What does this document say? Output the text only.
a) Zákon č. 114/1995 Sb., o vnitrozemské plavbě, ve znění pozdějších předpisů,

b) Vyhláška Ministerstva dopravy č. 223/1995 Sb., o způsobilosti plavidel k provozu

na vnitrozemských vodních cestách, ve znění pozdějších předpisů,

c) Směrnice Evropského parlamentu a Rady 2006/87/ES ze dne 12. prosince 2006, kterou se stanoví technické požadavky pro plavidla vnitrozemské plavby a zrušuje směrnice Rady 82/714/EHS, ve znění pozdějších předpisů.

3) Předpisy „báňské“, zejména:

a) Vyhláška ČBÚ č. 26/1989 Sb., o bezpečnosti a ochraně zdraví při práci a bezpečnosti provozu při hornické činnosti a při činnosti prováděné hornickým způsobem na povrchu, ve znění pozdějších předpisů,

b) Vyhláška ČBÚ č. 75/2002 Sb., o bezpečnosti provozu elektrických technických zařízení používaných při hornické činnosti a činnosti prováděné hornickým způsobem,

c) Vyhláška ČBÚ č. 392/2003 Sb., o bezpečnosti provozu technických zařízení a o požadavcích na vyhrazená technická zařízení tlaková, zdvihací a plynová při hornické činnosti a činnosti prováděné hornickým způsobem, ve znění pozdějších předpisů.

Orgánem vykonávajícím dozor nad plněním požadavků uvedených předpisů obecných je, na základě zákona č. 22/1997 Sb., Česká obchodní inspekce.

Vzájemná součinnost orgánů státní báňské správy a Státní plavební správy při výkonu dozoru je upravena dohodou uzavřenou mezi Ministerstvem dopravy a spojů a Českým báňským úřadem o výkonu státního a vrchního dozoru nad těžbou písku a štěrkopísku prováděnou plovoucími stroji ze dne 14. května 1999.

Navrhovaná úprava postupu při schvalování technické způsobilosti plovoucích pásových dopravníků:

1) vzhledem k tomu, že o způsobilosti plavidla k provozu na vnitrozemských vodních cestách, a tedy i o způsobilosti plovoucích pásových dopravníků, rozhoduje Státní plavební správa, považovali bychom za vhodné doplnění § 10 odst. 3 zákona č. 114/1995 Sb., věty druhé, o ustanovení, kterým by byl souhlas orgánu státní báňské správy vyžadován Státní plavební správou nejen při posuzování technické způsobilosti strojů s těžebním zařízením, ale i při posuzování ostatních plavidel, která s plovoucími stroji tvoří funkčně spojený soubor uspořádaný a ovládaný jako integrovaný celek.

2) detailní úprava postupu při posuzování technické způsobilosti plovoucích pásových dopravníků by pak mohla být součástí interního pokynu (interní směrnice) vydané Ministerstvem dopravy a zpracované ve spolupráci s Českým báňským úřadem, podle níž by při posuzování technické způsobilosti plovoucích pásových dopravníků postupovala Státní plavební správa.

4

::::::::::

Given problem: Where does the word "úprava" appear in the listing? List each line that holds it.

Result for this exercise:
Navrhovaná úprava postupu při schvalování technické způsobilosti plovoucích pásových dopravníků:
2) detailní úprava postupu při posuzování technické způsobilosti plovoucích pásových dopravníků by pak mohla být součástí interního pokynu (interní směrnice) vydané Ministerstvem dopravy a zpracované ve spolupráci s Českým báňským úřadem, podle níž by při posuzování technické způsobilosti plovoucích pásových dopravníků postupovala Státní plavební správa.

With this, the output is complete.